Among the records below, find each line that includes the string "Daftar" and copy it.

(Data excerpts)
● ● ● ● ●

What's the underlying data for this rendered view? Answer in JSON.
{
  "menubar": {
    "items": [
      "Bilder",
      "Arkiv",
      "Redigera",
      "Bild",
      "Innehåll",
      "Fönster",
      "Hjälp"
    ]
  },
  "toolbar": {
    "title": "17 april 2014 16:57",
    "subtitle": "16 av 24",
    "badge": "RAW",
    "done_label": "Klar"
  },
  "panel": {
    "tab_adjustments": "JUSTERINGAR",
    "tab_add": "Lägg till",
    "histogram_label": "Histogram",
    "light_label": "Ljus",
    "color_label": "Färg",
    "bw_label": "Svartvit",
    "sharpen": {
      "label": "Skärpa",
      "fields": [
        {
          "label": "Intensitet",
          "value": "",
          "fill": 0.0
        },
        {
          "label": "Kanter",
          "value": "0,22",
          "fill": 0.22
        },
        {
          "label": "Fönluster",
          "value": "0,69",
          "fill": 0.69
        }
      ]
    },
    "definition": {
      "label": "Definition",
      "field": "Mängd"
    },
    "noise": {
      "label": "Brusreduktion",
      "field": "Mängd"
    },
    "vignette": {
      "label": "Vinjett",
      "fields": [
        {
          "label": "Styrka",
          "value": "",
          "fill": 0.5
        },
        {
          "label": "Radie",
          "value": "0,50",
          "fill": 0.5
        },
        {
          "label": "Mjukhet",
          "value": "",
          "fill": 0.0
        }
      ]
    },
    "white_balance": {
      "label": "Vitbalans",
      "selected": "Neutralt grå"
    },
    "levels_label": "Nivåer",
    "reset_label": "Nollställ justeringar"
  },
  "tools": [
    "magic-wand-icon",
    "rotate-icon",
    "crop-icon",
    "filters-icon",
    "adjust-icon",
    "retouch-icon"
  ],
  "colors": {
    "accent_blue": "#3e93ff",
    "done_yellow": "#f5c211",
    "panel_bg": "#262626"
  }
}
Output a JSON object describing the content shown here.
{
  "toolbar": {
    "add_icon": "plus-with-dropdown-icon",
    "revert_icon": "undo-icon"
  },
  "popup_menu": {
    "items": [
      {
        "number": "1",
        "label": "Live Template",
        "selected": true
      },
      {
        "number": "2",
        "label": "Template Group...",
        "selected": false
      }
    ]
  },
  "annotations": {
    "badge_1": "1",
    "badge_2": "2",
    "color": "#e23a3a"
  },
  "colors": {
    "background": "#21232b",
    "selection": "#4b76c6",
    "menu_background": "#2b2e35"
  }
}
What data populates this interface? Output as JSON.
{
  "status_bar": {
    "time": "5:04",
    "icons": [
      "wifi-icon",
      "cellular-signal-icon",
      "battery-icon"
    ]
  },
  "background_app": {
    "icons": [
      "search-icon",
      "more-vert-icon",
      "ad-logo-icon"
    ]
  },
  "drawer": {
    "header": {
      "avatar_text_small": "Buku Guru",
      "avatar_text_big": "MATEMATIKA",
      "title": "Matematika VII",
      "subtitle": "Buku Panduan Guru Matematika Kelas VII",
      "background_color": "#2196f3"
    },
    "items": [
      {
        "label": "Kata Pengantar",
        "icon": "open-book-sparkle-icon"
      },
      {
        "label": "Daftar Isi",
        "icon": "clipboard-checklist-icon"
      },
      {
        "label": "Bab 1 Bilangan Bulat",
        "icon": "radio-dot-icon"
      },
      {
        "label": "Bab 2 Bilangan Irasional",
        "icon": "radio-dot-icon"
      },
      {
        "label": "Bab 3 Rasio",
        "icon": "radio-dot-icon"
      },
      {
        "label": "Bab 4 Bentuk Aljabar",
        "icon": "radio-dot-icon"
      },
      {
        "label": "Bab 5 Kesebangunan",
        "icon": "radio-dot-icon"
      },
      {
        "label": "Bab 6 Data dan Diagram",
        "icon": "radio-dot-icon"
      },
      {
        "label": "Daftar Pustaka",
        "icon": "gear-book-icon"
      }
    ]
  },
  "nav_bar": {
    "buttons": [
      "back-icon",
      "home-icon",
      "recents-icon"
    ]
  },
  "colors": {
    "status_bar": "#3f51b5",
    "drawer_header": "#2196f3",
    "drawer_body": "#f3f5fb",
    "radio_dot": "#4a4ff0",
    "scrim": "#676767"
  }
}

● ● ● ● ●

## Exercise response
        "label": "Daftar Isi",
        "label": "Daftar Pustaka",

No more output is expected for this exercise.